EXERCISE AIM:
Write the material out again in full, exactly.

INFORMATION SUPPLIED:
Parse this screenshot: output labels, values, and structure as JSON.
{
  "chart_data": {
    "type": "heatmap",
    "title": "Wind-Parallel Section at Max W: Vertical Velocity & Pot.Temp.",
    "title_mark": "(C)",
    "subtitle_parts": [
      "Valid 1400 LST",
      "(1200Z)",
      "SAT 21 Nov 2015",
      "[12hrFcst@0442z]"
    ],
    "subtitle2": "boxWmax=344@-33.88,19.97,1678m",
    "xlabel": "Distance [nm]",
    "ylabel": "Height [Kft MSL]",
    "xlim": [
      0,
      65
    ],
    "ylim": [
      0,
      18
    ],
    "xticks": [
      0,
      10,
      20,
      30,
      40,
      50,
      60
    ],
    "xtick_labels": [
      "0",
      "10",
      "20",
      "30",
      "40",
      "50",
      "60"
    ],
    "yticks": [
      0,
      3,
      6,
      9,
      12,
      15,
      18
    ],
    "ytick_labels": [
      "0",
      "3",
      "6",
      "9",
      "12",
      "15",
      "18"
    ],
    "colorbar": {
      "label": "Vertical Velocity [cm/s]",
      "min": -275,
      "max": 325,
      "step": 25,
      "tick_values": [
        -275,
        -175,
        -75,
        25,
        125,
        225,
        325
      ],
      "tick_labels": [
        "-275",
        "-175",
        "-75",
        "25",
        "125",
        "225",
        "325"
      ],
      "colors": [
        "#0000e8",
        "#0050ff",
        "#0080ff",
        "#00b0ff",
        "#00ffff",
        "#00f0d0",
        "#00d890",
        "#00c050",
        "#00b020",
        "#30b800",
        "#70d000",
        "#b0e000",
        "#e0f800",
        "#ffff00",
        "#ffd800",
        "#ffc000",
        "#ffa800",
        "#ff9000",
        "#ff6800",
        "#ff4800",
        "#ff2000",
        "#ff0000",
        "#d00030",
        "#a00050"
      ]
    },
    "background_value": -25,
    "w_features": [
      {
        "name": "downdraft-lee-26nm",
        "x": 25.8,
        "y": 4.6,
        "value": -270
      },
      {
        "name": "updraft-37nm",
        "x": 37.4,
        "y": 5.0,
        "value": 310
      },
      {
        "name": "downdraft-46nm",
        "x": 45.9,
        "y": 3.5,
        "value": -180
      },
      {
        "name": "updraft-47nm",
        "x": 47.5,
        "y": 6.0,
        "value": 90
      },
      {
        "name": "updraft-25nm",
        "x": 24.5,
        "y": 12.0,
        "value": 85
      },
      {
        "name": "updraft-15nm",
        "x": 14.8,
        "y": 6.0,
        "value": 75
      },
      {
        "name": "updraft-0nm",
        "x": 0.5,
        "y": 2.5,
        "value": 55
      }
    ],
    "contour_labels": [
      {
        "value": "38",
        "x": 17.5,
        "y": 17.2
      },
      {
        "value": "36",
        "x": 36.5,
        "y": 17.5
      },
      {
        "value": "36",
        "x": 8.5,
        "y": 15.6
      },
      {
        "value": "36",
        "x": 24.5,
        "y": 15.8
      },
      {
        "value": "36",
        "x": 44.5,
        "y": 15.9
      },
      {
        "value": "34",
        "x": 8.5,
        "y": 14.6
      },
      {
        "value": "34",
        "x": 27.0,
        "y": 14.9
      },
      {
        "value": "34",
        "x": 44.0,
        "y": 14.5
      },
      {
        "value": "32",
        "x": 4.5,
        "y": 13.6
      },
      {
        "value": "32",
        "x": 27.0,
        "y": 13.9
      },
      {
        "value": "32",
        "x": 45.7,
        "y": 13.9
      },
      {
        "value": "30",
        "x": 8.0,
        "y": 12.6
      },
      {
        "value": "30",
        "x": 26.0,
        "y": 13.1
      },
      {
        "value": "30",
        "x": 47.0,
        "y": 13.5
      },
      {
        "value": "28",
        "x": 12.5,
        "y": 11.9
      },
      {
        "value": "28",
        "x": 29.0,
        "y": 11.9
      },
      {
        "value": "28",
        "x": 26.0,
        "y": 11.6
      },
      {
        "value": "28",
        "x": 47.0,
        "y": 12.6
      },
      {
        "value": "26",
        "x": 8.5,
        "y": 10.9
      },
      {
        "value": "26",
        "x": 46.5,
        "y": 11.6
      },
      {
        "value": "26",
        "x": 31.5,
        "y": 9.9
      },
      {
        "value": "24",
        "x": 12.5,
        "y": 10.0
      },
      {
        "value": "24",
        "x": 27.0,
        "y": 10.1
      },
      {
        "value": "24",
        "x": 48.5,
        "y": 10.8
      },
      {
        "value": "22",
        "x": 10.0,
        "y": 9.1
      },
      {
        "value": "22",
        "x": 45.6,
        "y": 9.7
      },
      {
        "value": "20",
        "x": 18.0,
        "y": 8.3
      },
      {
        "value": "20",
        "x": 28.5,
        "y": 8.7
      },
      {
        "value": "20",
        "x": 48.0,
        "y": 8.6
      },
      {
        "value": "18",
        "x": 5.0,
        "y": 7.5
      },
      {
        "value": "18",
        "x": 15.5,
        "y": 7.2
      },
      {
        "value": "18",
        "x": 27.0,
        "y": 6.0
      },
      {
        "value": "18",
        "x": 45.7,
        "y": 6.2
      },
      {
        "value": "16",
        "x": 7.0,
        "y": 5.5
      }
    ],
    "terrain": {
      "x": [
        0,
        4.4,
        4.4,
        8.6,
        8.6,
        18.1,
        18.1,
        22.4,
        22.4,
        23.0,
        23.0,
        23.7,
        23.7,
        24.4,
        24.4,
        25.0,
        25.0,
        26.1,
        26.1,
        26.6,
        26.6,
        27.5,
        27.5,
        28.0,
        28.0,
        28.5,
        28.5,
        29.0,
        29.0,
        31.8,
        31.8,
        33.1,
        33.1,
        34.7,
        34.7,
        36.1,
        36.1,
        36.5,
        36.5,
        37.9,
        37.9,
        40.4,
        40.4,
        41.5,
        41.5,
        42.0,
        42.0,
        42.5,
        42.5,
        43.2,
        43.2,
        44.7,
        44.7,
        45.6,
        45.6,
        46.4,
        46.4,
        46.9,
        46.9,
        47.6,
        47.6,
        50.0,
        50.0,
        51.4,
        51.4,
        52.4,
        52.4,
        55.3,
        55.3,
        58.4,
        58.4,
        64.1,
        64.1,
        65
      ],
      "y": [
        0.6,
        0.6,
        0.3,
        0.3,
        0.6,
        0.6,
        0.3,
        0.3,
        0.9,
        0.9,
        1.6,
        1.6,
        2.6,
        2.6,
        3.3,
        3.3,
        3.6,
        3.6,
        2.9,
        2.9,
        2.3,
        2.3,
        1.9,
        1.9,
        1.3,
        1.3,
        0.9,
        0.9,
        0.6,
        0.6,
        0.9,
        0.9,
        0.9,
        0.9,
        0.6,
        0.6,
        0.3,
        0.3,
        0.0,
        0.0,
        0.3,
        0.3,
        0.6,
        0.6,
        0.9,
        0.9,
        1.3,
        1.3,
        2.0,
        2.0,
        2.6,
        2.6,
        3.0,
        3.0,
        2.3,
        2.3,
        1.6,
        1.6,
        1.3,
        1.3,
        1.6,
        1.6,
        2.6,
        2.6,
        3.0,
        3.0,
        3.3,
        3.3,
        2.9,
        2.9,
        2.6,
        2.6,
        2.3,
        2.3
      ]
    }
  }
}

WORKED SOLUTION:
Parse this screenshot: output labels, values, and structure as JSON.
{
  "chart_data": {
    "type": "heatmap",
    "title": "Wind-Parallel Section at Max W: Vertical Velocity & Pot.Temp.",
    "title_mark": "(C)",
    "subtitle_parts": [
      "Valid 1400 LST",
      "(1200Z)",
      "SAT 21 Nov 2015",
      "[12hrFcst@0442z]"
    ],
    "subtitle2": "boxWmax=344@-33.88,19.97,1678m",
    "xlabel": "Distance [nm]",
    "ylabel": "Height [Kft MSL]",
    "xlim": [
      0,
      65
    ],
    "ylim": [
      0,
      18
    ],
    "xticks": [
      0,
      10,
      20,
      30,
      40,
      50,
      60
    ],
    "xtick_labels": [
      "0",
      "10",
      "20",
      "30",
      "40",
      "50",
      "60"
    ],
    "yticks": [
      0,
      3,
      6,
      9,
      12,
      15,
      18
    ],
    "ytick_labels": [
      "0",
      "3",
      "6",
      "9",
      "12",
      "15",
      "18"
    ],
    "colorbar": {
      "label": "Vertical Velocity [cm/s]",
      "min": -275,
      "max": 325,
      "step": 25,
      "tick_values": [
        -275,
        -175,
        -75,
        25,
        125,
        225,
        325
      ],
      "tick_labels": [
        "-275",
        "-175",
        "-75",
        "25",
        "125",
        "225",
        "325"
      ],
      "colors": [
        "#0000e8",
        "#0050ff",
        "#0080ff",
        "#00b0ff",
        "#00ffff",
        "#00f0d0",
        "#00d890",
        "#00c050",
        "#00b020",
        "#30b800",
        "#70d000",
        "#b0e000",
        "#e0f800",
        "#ffff00",
        "#ffd800",
        "#ffc000",
        "#ffa800",
        "#ff9000",
        "#ff6800",
        "#ff4800",
        "#ff2000",
        "#ff0000",
        "#d00030",
        "#a00050"
      ]
    },
    "background_value": -25,
    "w_features": [
      {
        "name": "downdraft-lee-26nm",
        "x": 25.8,
        "y": 4.6,
        "value": -270
      },
      {
        "name": "updraft-37nm",
        "x": 37.4,
        "y": 5.0,
        "value": 310
      },
      {
        "name": "downdraft-46nm",
        "x": 45.9,
        "y": 3.5,
        "value": -180
      },
      {
        "name": "updraft-47nm",
        "x": 47.5,
        "y": 6.0,
        "value": 90
      },
      {
        "name": "updraft-25nm",
        "x": 24.5,
        "y": 12.0,
        "value": 85
      },
      {
        "name": "updraft-15nm",
        "x": 14.8,
        "y": 6.0,
        "value": 75
      },
      {
        "name": "updraft-0nm",
        "x": 0.5,
        "y": 2.5,
        "value": 55
      }
    ],
    "contour_labels": [
      {
        "value": "38",
        "x": 17.5,
        "y": 17.2
      },
      {
        "value": "36",
        "x": 36.5,
        "y": 17.5
      },
      {
        "value": "36",
        "x": 8.5,
        "y": 15.6
      },
      {
        "value": "36",
        "x": 24.5,
        "y": 15.8
      },
      {
        "value": "36",
        "x": 44.5,
        "y": 15.9
      },
      {
        "value": "34",
        "x": 8.5,
        "y": 14.6
      },
      {
        "value": "34",
        "x": 27.0,
        "y": 14.9
      },
      {
        "value": "34",
        "x": 44.0,
        "y": 14.5
      },
      {
        "value": "32",
        "x": 4.5,
        "y": 13.6
      },
      {
        "value": "32",
        "x": 27.0,
        "y": 13.9
      },
      {
        "value": "32",
        "x": 45.7,
        "y": 13.9
      },
      {
        "value": "30",
        "x": 8.0,
        "y": 12.6
      },
      {
        "value": "30",
        "x": 26.0,
        "y": 13.1
      },
      {
        "value": "30",
        "x": 47.0,
        "y": 13.5
      },
      {
        "value": "28",
        "x": 12.5,
        "y": 11.9
      },
      {
        "value": "28",
        "x": 29.0,
        "y": 11.9
      },
      {
        "value": "28",
        "x": 26.0,
        "y": 11.6
      },
      {
        "value": "28",
        "x": 47.0,
        "y": 12.6
      },
      {
        "value": "26",
        "x": 8.5,
        "y": 10.9
      },
      {
        "value": "26",
        "x": 46.5,
        "y": 11.6
      },
      {
        "value": "26",
        "x": 31.5,
        "y": 9.9
      },
      {
        "value": "24",
        "x": 12.5,
        "y": 10.0
      },
      {
        "value": "24",
        "x": 27.0,
        "y": 10.1
      },
      {
        "value": "24",
        "x": 48.5,
        "y": 10.8
      },
      {
        "value": "22",
        "x": 10.0,
        "y": 9.1
      },
      {
        "value": "22",
        "x": 45.6,
        "y": 9.7
      },
      {
        "value": "20",
        "x": 18.0,
        "y": 8.3
      },
      {
        "value": "20",
        "x": 28.5,
        "y": 8.7
      },
      {
        "value": "20",
        "x": 48.0,
        "y": 8.6
      },
      {
        "value": "18",
        "x": 5.0,
        "y": 7.5
      },
      {
        "value": "18",
        "x": 15.5,
        "y": 7.2
      },
      {
        "value": "18",
        "x": 27.0,
        "y": 6.0
      },
      {
        "value": "18",
        "x": 45.7,
        "y": 6.2
      },
      {
        "value": "16",
        "x": 7.0,
        "y": 5.5
      }
    ],
    "terrain": {
      "x": [
        0,
        4.4,
        4.4,
        8.6,
        8.6,
        18.1,
        18.1,
        22.4,
        22.4,
        23.0,
        23.0,
        23.7,
        23.7,
        24.4,
        24.4,
        25.0,
        25.0,
        26.1,
        26.1,
        26.6,
        26.6,
        27.5,
        27.5,
        28.0,
        28.0,
        28.5,
        28.5,
        29.0,
        29.0,
        31.8,
        31.8,
        33.1,
        33.1,
        34.7,
        34.7,
        36.1,
        36.1,
        36.5,
        36.5,
        37.9,
        37.9,
        40.4,
        40.4,
        41.5,
        41.5,
        42.0,
        42.0,
        42.5,
        42.5,
        43.2,
        43.2,
        44.7,
        44.7,
        45.6,
        45.6,
        46.4,
        46.4,
        46.9,
        46.9,
        47.6,
        47.6,
        50.0,
        50.0,
        51.4,
        51.4,
        52.4,
        52.4,
        55.3,
        55.3,
        58.4,
        58.4,
        64.1,
        64.1,
        65
      ],
      "y": [
        0.6,
        0.6,
        0.3,
        0.3,
        0.6,
        0.6,
        0.3,
        0.3,
        0.9,
        0.9,
        1.6,
        1.6,
        2.6,
        2.6,
        3.3,
        3.3,
        3.6,
        3.6,
        2.9,
        2.9,
        2.3,
        2.3,
        1.9,
        1.9,
        1.3,
        1.3,
        0.9,
        0.9,
        0.6,
        0.6,
        0.9,
        0.9,
        0.9,
        0.9,
        0.6,
        0.6,
        0.3,
        0.3,
        0.0,
        0.0,
        0.3,
        0.3,
        0.6,
        0.6,
        0.9,
        0.9,
        1.3,
        1.3,
        2.0,
        2.0,
        2.6,
        2.6,
        3.0,
        3.0,
        2.3,
        2.3,
        1.6,
        1.6,
        1.3,
        1.3,
        1.6,
        1.6,
        2.6,
        2.6,
        3.0,
        3.0,
        3.3,
        3.3,
        2.9,
        2.9,
        2.6,
        2.6,
        2.3,
        2.3
      ]
    }
  }
}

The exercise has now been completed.